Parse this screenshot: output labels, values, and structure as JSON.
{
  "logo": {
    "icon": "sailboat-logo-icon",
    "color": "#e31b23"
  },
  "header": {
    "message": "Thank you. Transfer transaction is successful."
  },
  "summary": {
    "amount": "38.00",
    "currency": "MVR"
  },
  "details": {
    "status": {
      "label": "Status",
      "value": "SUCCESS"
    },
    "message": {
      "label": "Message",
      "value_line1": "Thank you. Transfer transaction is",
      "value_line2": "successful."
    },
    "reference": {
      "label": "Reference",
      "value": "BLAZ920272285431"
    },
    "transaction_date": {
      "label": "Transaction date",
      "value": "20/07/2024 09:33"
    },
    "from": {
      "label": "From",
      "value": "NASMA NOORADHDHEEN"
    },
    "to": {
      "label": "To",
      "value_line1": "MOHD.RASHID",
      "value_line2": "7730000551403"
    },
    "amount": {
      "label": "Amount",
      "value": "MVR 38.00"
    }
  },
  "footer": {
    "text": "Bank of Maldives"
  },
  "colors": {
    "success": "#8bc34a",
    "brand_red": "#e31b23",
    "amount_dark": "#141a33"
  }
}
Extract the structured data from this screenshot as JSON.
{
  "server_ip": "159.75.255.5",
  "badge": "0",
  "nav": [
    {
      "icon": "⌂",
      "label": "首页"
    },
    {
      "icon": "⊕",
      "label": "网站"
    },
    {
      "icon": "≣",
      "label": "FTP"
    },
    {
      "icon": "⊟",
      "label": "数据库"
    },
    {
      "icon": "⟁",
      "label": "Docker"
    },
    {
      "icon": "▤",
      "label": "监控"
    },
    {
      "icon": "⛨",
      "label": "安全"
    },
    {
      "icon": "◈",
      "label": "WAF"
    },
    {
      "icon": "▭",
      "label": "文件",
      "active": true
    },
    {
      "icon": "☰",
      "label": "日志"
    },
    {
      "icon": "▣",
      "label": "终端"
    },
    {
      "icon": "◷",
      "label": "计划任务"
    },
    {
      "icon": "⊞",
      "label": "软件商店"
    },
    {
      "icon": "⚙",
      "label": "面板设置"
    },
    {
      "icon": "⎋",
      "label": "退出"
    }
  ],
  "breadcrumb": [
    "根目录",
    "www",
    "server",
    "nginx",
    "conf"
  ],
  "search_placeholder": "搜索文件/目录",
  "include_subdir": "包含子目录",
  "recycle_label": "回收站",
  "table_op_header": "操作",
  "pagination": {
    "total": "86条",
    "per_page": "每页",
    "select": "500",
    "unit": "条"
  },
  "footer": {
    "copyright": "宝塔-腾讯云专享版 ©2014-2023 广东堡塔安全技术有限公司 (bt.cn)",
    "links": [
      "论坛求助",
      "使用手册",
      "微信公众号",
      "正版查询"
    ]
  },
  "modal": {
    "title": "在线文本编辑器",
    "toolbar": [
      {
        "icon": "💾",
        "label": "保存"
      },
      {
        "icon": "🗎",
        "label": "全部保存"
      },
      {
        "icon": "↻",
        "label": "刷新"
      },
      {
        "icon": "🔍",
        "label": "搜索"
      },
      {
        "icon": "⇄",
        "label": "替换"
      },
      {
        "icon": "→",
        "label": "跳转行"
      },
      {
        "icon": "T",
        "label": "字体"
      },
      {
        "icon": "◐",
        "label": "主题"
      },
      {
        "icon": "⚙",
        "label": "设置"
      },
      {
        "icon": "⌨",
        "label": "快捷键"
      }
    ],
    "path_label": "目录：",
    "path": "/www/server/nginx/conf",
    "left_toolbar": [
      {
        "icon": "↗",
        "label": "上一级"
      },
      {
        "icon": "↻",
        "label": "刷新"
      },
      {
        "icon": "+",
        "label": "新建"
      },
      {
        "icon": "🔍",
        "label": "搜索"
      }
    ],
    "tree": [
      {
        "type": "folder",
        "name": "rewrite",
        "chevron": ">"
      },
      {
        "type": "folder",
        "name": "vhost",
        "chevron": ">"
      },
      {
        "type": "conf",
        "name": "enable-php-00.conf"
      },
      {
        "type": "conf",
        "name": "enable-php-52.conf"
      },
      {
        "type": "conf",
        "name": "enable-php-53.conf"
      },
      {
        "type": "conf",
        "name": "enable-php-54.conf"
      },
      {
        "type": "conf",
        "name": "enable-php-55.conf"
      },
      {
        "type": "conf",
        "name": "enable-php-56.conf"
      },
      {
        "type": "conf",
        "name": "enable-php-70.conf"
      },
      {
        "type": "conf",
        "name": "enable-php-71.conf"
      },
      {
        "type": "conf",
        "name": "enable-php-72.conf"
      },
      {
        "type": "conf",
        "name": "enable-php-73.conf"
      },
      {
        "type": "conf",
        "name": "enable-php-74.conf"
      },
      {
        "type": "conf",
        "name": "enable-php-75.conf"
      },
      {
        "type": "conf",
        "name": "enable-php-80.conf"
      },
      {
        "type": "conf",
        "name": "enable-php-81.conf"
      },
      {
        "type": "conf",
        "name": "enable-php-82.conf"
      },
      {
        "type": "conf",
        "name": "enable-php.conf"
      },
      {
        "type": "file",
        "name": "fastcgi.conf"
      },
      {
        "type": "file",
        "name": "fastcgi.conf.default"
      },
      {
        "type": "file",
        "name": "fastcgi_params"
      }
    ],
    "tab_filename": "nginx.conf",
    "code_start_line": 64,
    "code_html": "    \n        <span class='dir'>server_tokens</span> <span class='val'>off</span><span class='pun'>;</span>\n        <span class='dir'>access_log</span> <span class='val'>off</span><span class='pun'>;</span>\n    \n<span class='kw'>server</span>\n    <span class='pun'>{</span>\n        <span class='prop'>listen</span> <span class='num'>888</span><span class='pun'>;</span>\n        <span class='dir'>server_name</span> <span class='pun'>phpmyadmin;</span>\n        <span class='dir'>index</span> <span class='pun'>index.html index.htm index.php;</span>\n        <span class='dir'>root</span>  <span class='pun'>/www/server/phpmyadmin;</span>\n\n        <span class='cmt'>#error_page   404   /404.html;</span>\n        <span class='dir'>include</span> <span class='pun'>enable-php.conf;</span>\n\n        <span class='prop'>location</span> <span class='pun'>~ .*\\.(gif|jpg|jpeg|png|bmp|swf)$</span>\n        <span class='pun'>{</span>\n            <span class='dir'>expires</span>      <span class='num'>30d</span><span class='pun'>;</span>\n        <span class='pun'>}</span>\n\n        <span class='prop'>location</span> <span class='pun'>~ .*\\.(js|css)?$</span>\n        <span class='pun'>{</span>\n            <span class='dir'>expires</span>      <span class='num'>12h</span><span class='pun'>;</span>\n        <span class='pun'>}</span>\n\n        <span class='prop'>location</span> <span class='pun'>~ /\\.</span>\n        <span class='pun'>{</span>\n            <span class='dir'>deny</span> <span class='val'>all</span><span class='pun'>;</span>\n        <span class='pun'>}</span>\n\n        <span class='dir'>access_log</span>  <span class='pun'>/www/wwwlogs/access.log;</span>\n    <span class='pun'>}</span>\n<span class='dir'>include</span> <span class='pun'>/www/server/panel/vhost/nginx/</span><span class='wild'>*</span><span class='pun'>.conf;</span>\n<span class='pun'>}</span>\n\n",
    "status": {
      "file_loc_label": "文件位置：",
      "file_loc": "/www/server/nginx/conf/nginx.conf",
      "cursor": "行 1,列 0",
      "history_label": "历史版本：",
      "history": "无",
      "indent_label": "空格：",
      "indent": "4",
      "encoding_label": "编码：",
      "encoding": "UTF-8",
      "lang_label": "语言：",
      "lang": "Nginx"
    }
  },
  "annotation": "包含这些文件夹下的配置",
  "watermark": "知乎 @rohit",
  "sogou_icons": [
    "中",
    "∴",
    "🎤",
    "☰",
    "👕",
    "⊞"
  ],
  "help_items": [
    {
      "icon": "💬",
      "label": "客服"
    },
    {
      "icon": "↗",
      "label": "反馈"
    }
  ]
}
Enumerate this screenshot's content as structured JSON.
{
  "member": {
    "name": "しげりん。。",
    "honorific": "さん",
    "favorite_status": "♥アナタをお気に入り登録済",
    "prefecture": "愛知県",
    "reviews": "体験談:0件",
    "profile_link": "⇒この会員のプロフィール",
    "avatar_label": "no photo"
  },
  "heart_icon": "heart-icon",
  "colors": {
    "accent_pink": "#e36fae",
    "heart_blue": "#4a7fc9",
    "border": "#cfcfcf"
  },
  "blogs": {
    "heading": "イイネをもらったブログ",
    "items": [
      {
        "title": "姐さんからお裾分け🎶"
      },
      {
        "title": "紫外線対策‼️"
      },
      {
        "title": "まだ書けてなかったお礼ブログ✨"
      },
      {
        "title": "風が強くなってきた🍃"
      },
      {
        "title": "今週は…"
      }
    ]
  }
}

___

* _Task brief_: Copy each line of the records that contains the word "JSON".

* _Correct answer_:
Parse this screenshot: output labels, values, and structure as JSON.
Extract the structured data from this screenshot as JSON.
Enumerate this screenshot's content as structured JSON.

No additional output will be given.